▶ **What to produce**: Your task is to locate every line holding the string "controles" and to copy each of them.

Data records:

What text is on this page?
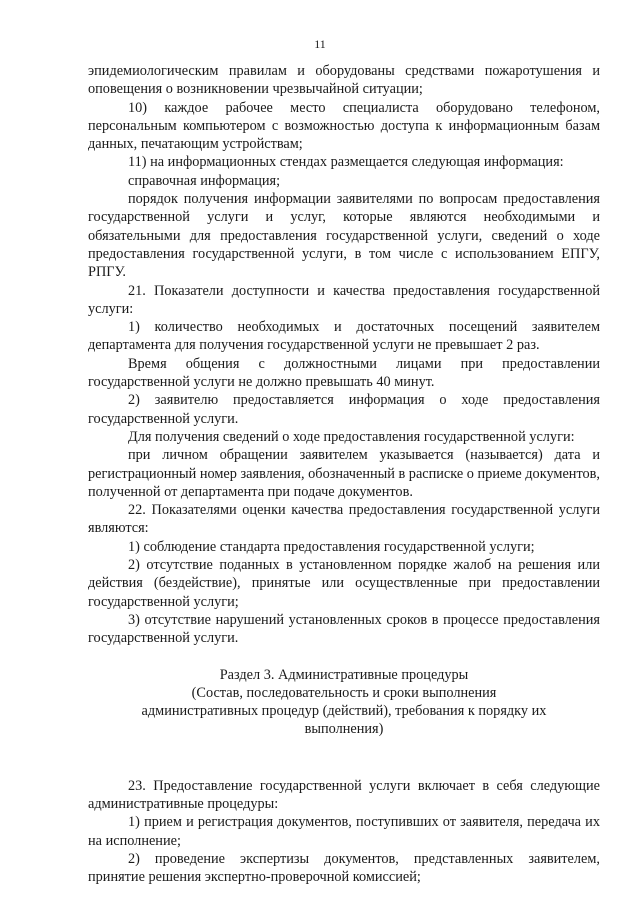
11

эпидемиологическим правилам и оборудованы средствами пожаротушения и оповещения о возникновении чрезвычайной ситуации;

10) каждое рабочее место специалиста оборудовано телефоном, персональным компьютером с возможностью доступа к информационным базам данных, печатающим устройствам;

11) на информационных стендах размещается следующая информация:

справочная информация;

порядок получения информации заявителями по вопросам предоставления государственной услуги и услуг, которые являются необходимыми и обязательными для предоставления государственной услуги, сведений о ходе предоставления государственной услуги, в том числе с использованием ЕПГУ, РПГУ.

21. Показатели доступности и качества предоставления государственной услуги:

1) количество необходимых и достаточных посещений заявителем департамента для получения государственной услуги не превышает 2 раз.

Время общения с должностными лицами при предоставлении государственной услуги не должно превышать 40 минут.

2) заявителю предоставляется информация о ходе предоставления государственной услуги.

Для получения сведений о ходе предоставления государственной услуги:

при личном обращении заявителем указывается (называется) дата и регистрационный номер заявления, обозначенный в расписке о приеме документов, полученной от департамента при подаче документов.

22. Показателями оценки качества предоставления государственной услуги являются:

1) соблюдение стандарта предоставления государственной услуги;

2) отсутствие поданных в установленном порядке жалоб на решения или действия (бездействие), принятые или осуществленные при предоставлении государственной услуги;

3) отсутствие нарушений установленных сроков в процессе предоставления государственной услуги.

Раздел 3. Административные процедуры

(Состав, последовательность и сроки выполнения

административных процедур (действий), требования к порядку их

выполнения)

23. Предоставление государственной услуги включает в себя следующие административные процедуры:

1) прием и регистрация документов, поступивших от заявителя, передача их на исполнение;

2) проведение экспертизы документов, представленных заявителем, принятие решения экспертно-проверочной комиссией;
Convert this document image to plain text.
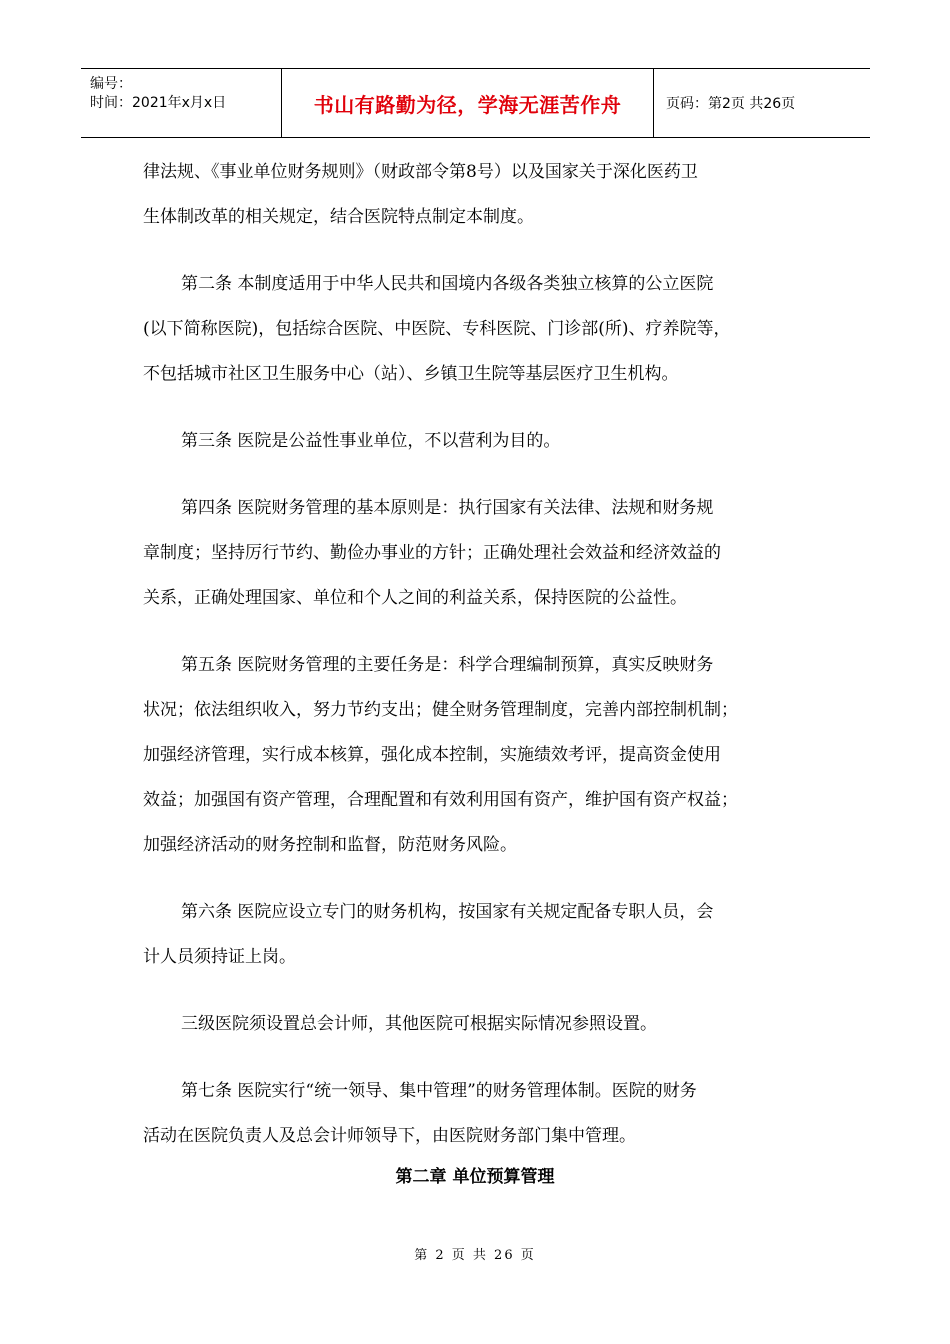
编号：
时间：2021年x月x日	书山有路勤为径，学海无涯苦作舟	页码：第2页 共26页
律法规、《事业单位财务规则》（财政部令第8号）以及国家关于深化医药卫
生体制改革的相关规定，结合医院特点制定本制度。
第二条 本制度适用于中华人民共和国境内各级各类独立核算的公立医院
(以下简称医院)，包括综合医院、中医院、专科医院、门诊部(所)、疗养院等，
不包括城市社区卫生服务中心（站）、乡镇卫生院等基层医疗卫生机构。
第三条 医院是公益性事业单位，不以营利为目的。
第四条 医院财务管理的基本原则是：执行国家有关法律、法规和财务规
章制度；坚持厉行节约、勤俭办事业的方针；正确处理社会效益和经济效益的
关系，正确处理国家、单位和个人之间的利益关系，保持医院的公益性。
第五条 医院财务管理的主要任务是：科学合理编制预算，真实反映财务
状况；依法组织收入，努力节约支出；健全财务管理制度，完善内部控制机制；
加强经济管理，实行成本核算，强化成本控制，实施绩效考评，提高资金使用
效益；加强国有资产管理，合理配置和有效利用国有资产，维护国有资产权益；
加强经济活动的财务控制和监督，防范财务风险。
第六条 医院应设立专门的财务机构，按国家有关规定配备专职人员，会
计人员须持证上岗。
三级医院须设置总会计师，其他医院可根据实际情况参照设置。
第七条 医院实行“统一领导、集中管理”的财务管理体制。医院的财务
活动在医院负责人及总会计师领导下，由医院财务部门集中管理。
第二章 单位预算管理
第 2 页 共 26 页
--
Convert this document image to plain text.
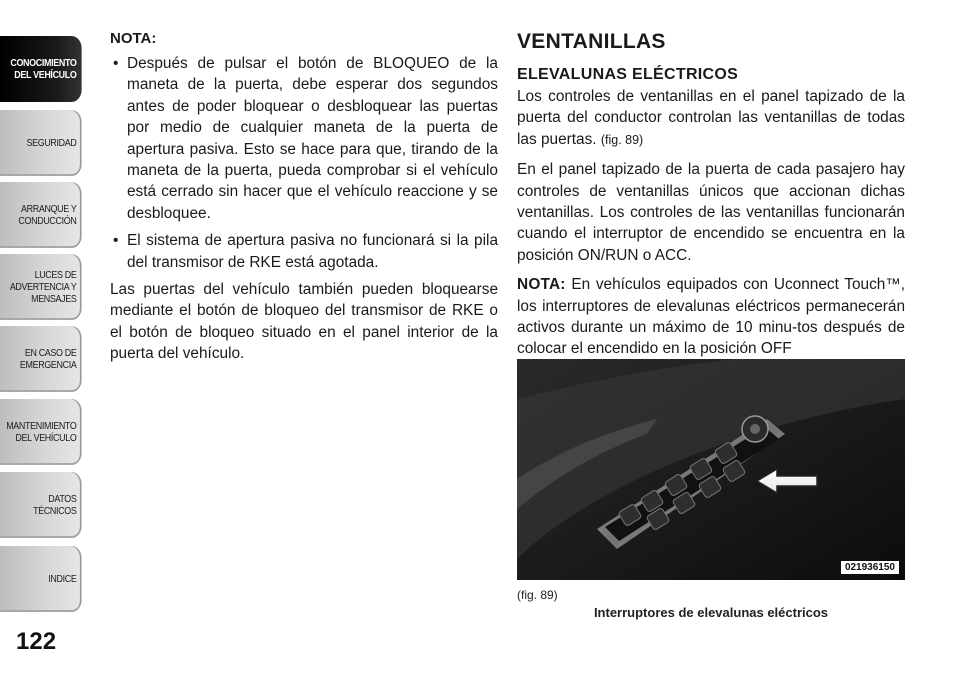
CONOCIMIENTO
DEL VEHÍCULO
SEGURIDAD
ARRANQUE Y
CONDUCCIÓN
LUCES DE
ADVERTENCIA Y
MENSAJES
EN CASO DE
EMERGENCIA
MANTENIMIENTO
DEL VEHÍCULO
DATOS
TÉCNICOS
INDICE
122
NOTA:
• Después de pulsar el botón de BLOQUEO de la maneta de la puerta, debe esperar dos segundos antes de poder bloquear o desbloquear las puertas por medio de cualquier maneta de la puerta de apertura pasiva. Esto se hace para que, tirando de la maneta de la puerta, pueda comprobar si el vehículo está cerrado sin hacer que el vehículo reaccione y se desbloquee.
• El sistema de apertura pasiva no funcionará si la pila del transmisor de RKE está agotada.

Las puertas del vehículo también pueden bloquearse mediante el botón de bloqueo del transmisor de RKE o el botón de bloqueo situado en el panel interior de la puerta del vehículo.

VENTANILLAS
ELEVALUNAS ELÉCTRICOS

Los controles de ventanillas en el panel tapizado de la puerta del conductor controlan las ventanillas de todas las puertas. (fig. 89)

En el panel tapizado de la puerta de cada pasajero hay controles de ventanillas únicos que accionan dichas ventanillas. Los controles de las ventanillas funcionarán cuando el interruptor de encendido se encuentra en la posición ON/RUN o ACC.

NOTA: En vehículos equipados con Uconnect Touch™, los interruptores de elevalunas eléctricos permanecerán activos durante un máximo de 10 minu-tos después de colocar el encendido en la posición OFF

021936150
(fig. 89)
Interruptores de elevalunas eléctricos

▶ **The result**:
Los controles de ventanillas en el panel tapizado de la puerta del conductor controlan las ventanillas de todas las puertas. (fig. 89)
En el panel tapizado de la puerta de cada pasajero hay controles de ventanillas únicos que accionan dichas ventanillas. Los controles de las ventanillas funcionarán cuando el interruptor de encendido se encuentra en la posición ON/RUN o ACC.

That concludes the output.